**DATA EXCERPTS:**
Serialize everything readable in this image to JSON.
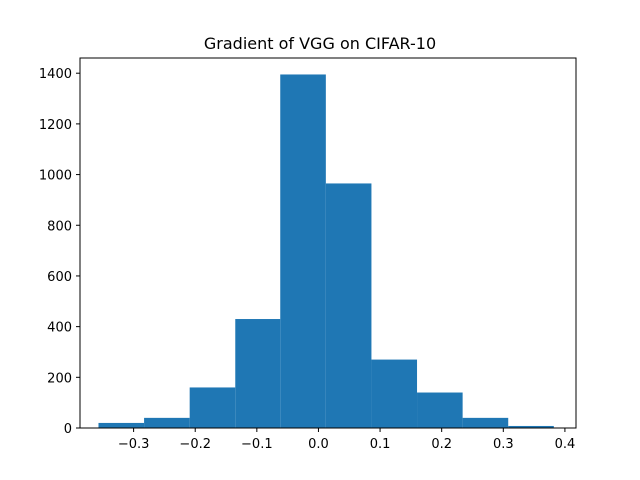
{
  "chart_data": {
    "type": "bar",
    "title": "Gradient of VGG on CIFAR-10",
    "xlabel": "",
    "ylabel": "",
    "xlim": [
      -0.387,
      0.418
    ],
    "ylim": [
      0,
      1460
    ],
    "bin_edges": [
      -0.357,
      -0.283,
      -0.209,
      -0.135,
      -0.062,
      0.012,
      0.086,
      0.16,
      0.234,
      0.308,
      0.382
    ],
    "values": [
      20,
      40,
      160,
      430,
      1395,
      965,
      270,
      140,
      40,
      8
    ],
    "x_ticks": [
      -0.3,
      -0.2,
      -0.1,
      0.0,
      0.1,
      0.2,
      0.3,
      0.4
    ],
    "x_tick_labels": [
      "−0.3",
      "−0.2",
      "−0.1",
      "0.0",
      "0.1",
      "0.2",
      "0.3",
      "0.4"
    ],
    "y_ticks": [
      0,
      200,
      400,
      600,
      800,
      1000,
      1200,
      1400
    ],
    "y_tick_labels": [
      "0",
      "200",
      "400",
      "600",
      "800",
      "1000",
      "1200",
      "1400"
    ],
    "bar_color": "#1f77b4",
    "grid": false,
    "legend": "none"
  }
}
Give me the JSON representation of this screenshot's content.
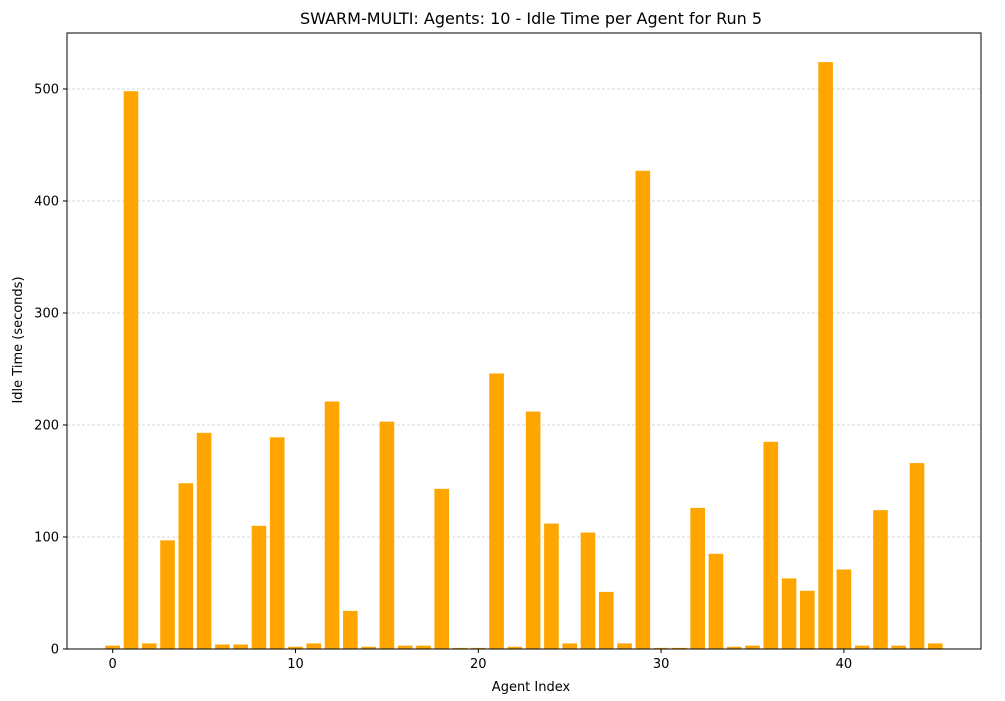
{
  "chart_data": {
    "type": "bar",
    "title": "SWARM-MULTI: Agents: 10 - Idle Time per Agent for Run 5",
    "xlabel": "Agent Index",
    "ylabel": "Idle Time (seconds)",
    "xlim": [
      -2.5,
      47.5
    ],
    "ylim": [
      0,
      550
    ],
    "xticks": [
      0,
      10,
      20,
      30,
      40
    ],
    "yticks": [
      0,
      100,
      200,
      300,
      400,
      500
    ],
    "grid": "y-dashed",
    "bar_color": "#FFA500",
    "x": [
      0,
      1,
      2,
      3,
      4,
      5,
      6,
      7,
      8,
      9,
      10,
      11,
      12,
      13,
      14,
      15,
      16,
      17,
      18,
      19,
      20,
      21,
      22,
      23,
      24,
      25,
      26,
      27,
      28,
      29,
      30,
      31,
      32,
      33,
      34,
      35,
      36,
      37,
      38,
      39,
      40,
      41,
      42,
      43,
      44,
      45
    ],
    "values": [
      3,
      498,
      5,
      97,
      148,
      193,
      4,
      4,
      110,
      189,
      2,
      5,
      221,
      34,
      2,
      203,
      3,
      3,
      143,
      1,
      1,
      246,
      2,
      212,
      112,
      5,
      104,
      51,
      5,
      427,
      1,
      1,
      126,
      85,
      2,
      3,
      185,
      63,
      52,
      524,
      71,
      3,
      124,
      3,
      166,
      5
    ]
  }
}
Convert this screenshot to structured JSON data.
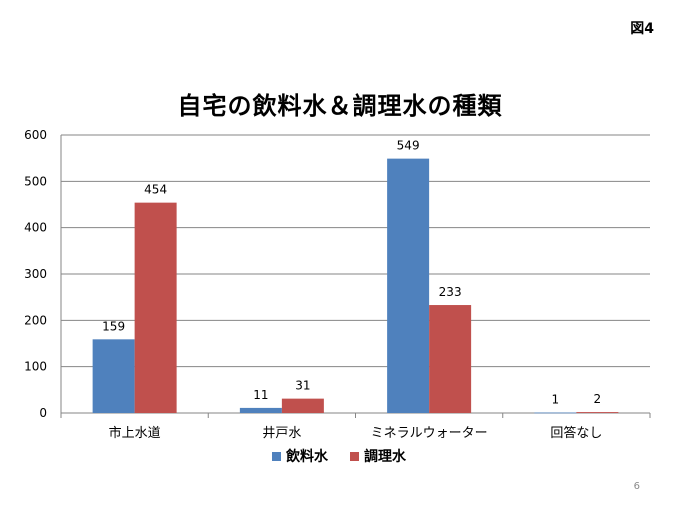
{
  "figure_label": "図4",
  "page_number": "6",
  "chart_data": {
    "type": "bar",
    "title": "自宅の飲料水＆調理水の種類",
    "categories": [
      "市上水道",
      "井戸水",
      "ミネラルウォーター",
      "回答なし"
    ],
    "series": [
      {
        "name": "飲料水",
        "color": "#4f81bd",
        "values": [
          159,
          11,
          549,
          1
        ]
      },
      {
        "name": "調理水",
        "color": "#c0504d",
        "values": [
          454,
          31,
          233,
          2
        ]
      }
    ],
    "y_ticks": [
      0,
      100,
      200,
      300,
      400,
      500,
      600
    ],
    "ylim": [
      0,
      600
    ],
    "grid": true,
    "legend": "bottom",
    "data_labels": true,
    "xlabel": "",
    "ylabel": ""
  }
}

**WORK REQUIRED:**
Go through the lines above. Select every one that has the string "title".

**THE SOLUTION:**
    "title": "Gradient of VGG on CIFAR-10",
    "title": "SWARM-MULTI: Agents: 10 - Idle Time per Agent for Run 5",
    "title": "自宅の飲料水＆調理水の種類",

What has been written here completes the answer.